PARTIES DE L'EXERCICE »
- 1) D'après l'extrait à lire, quel est le budget des Cités éducatives ?
- 2) Recopiez à l'identique toutes les lignes des enregistrements, de la première à la dernière.

── EXTRAIT À LIRE ──

Un renforcement des partenariats qui n’évite pas les rapports de force

Les partenariats qui ont lieu au sein de la Cité ont permis de renforcer l’interconnaissance entre les acteurs, à travers les groupes de travail, le déploiement d’actions ou encore via des évènements de grande échelle. Mais certains acteurs restent peu intégrés au sein de ces dynamiques, notamment sur les questions d’insertion et d’emploi. De plus, cette interconnaissance ne se concrétise pas par une meilleure cohérence de l’offre sur le territoire. 
La Cité a du mal à mobiliser des acteurs “qui ne sont pas perçus comme légitime”, comme par exemple les association de l'éducation populaire. L’éducation nationale exprime que les actions à destination des familles sont plus souvent portées par les collectivités et les associations. Elle accepte difficilement de s’engager dans ce genre de démarche, d’autant plus quand elles “ne collent pas” aux programmes scolaires et aux attentes de l’Education nationale. 

 

De nombreuses actions développées, mais un manque de cohérence de l'offre éducative à craindre : 

Le budget des Cités éducatives est de 69.2 millions d’euros, contre 61.3 millions d’euros pour les PRE. Il est pensé comme un complément des PRE, de la géographie REP/REP+ et des PEDT. Il a permis d’enrichir le nombre d’actions éducatives sur les territoires. Sur les Cités étudiées, on relève en moyenne 33 actions créées en plus sur les 80 Cités initiales, mais on n’est pas capable d’identifier le nombre d’élèves impactés.

───
── INFORMATIONS EXTRAITES ──

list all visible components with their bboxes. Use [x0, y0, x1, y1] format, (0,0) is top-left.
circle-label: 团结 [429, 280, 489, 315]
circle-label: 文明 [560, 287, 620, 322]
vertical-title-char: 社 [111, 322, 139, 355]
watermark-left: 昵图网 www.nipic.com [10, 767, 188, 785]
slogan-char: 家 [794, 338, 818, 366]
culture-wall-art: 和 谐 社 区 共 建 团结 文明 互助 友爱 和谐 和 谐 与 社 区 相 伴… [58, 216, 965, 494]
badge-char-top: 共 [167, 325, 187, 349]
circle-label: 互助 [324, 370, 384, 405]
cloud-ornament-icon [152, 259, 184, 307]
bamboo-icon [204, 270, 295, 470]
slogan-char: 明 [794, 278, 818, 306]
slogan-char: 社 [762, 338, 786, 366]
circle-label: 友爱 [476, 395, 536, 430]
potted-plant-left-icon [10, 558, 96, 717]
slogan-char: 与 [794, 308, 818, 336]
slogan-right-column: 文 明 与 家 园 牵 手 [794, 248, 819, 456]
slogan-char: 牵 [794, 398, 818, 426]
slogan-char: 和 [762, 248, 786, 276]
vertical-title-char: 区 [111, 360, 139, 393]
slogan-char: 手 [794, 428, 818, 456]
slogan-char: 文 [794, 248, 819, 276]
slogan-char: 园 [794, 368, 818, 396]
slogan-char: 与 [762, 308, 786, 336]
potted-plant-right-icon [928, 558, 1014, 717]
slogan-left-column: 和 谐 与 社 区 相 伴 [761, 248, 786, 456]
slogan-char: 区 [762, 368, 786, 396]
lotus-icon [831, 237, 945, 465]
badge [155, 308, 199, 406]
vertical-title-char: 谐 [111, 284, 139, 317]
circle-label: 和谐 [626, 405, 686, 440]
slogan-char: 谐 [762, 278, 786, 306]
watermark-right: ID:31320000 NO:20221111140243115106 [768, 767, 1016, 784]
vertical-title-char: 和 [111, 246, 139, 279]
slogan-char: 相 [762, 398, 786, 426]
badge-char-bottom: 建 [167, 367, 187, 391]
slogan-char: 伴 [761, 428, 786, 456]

───

LISTE DES SOLUTIONS »
- 1) Le budget des Cités éducatives est de 69,2 millions d'euros.

- 2)
list all visible components with their bboxes. Use [x0, y0, x1, y1] format, (0,0) is top-left.
circle-label: 团结 [429, 280, 489, 315]
circle-label: 文明 [560, 287, 620, 322]
vertical-title-char: 社 [111, 322, 139, 355]
watermark-left: 昵图网 www.nipic.com [10, 767, 188, 785]
slogan-char: 家 [794, 338, 818, 366]
culture-wall-art: 和 谐 社 区 共 建 团结 文明 互助 友爱 和谐 和 谐 与 社 区 相 伴… [58, 216, 965, 494]
badge-char-top: 共 [167, 325, 187, 349]
circle-label: 互助 [324, 370, 384, 405]
cloud-ornament-icon [152, 259, 184, 307]
bamboo-icon [204, 270, 295, 470]
slogan-char: 明 [794, 278, 818, 306]
slogan-char: 社 [762, 338, 786, 366]
circle-label: 友爱 [476, 395, 536, 430]
potted-plant-left-icon [10, 558, 96, 717]
slogan-char: 与 [794, 308, 818, 336]
slogan-right-column: 文 明 与 家 园 牵 手 [794, 248, 819, 456]
slogan-char: 牵 [794, 398, 818, 426]
slogan-char: 和 [762, 248, 786, 276]
vertical-title-char: 区 [111, 360, 139, 393]
slogan-char: 手 [794, 428, 818, 456]
slogan-char: 文 [794, 248, 819, 276]
slogan-char: 园 [794, 368, 818, 396]
slogan-char: 与 [762, 308, 786, 336]
potted-plant-right-icon [928, 558, 1014, 717]
slogan-left-column: 和 谐 与 社 区 相 伴 [761, 248, 786, 456]
slogan-char: 区 [762, 368, 786, 396]
lotus-icon [831, 237, 945, 465]
badge [155, 308, 199, 406]
vertical-title-char: 谐 [111, 284, 139, 317]
circle-label: 和谐 [626, 405, 686, 440]
slogan-char: 谐 [762, 278, 786, 306]
watermark-right: ID:31320000 NO:20221111140243115106 [768, 767, 1016, 784]
vertical-title-char: 和 [111, 246, 139, 279]
slogan-char: 相 [762, 398, 786, 426]
badge-char-bottom: 建 [167, 367, 187, 391]
slogan-char: 伴 [761, 428, 786, 456]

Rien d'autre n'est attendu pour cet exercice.